What is required:
Write out the records below word for word, please.

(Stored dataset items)
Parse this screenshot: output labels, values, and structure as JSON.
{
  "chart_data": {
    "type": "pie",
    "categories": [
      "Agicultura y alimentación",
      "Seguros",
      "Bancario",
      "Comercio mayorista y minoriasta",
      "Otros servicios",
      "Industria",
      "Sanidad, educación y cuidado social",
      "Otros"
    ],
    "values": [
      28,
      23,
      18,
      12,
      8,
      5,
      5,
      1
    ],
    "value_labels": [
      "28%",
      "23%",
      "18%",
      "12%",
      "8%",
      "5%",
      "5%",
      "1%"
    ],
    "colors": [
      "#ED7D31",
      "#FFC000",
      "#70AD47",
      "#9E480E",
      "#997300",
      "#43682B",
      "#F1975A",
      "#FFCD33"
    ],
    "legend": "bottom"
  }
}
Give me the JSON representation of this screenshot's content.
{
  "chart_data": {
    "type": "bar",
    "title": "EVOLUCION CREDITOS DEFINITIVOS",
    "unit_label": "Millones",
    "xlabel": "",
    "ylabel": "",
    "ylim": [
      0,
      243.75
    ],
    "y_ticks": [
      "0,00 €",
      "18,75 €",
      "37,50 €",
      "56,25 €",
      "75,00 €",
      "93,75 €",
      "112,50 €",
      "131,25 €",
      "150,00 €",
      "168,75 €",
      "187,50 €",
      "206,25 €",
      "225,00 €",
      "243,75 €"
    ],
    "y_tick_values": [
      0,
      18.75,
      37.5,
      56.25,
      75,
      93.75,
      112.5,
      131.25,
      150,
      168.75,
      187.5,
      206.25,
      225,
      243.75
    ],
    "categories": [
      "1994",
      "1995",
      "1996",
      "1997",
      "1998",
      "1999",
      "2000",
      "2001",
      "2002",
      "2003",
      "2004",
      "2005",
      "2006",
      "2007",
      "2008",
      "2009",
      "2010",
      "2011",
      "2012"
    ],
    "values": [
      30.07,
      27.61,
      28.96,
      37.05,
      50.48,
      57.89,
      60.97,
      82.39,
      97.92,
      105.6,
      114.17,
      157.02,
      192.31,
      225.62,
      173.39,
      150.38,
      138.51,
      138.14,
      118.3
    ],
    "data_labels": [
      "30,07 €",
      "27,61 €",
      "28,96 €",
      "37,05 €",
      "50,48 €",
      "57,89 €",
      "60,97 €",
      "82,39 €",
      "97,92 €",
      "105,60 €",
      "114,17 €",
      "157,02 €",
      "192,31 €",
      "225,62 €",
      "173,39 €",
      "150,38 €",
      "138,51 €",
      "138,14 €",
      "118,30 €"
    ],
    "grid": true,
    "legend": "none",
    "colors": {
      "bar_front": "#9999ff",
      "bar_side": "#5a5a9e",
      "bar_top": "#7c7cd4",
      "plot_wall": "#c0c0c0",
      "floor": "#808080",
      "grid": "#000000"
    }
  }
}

Correct output:
Parse this screenshot: output labels, values, and structure as JSON.
{
  "chart_data": {
    "type": "pie",
    "categories": [
      "Agicultura y alimentación",
      "Seguros",
      "Bancario",
      "Comercio mayorista y minoriasta",
      "Otros servicios",
      "Industria",
      "Sanidad, educación y cuidado social",
      "Otros"
    ],
    "values": [
      28,
      23,
      18,
      12,
      8,
      5,
      5,
      1
    ],
    "value_labels": [
      "28%",
      "23%",
      "18%",
      "12%",
      "8%",
      "5%",
      "5%",
      "1%"
    ],
    "colors": [
      "#ED7D31",
      "#FFC000",
      "#70AD47",
      "#9E480E",
      "#997300",
      "#43682B",
      "#F1975A",
      "#FFCD33"
    ],
    "legend": "bottom"
  }
}
Give me the JSON representation of this screenshot's content.
{
  "chart_data": {
    "type": "bar",
    "title": "EVOLUCION CREDITOS DEFINITIVOS",
    "unit_label": "Millones",
    "xlabel": "",
    "ylabel": "",
    "ylim": [
      0,
      243.75
    ],
    "y_ticks": [
      "0,00 €",
      "18,75 €",
      "37,50 €",
      "56,25 €",
      "75,00 €",
      "93,75 €",
      "112,50 €",
      "131,25 €",
      "150,00 €",
      "168,75 €",
      "187,50 €",
      "206,25 €",
      "225,00 €",
      "243,75 €"
    ],
    "y_tick_values": [
      0,
      18.75,
      37.5,
      56.25,
      75,
      93.75,
      112.5,
      131.25,
      150,
      168.75,
      187.5,
      206.25,
      225,
      243.75
    ],
    "categories": [
      "1994",
      "1995",
      "1996",
      "1997",
      "1998",
      "1999",
      "2000",
      "2001",
      "2002",
      "2003",
      "2004",
      "2005",
      "2006",
      "2007",
      "2008",
      "2009",
      "2010",
      "2011",
      "2012"
    ],
    "values": [
      30.07,
      27.61,
      28.96,
      37.05,
      50.48,
      57.89,
      60.97,
      82.39,
      97.92,
      105.6,
      114.17,
      157.02,
      192.31,
      225.62,
      173.39,
      150.38,
      138.51,
      138.14,
      118.3
    ],
    "data_labels": [
      "30,07 €",
      "27,61 €",
      "28,96 €",
      "37,05 €",
      "50,48 €",
      "57,89 €",
      "60,97 €",
      "82,39 €",
      "97,92 €",
      "105,60 €",
      "114,17 €",
      "157,02 €",
      "192,31 €",
      "225,62 €",
      "173,39 €",
      "150,38 €",
      "138,51 €",
      "138,14 €",
      "118,30 €"
    ],
    "grid": true,
    "legend": "none",
    "colors": {
      "bar_front": "#9999ff",
      "bar_side": "#5a5a9e",
      "bar_top": "#7c7cd4",
      "plot_wall": "#c0c0c0",
      "floor": "#808080",
      "grid": "#000000"
    }
  }
}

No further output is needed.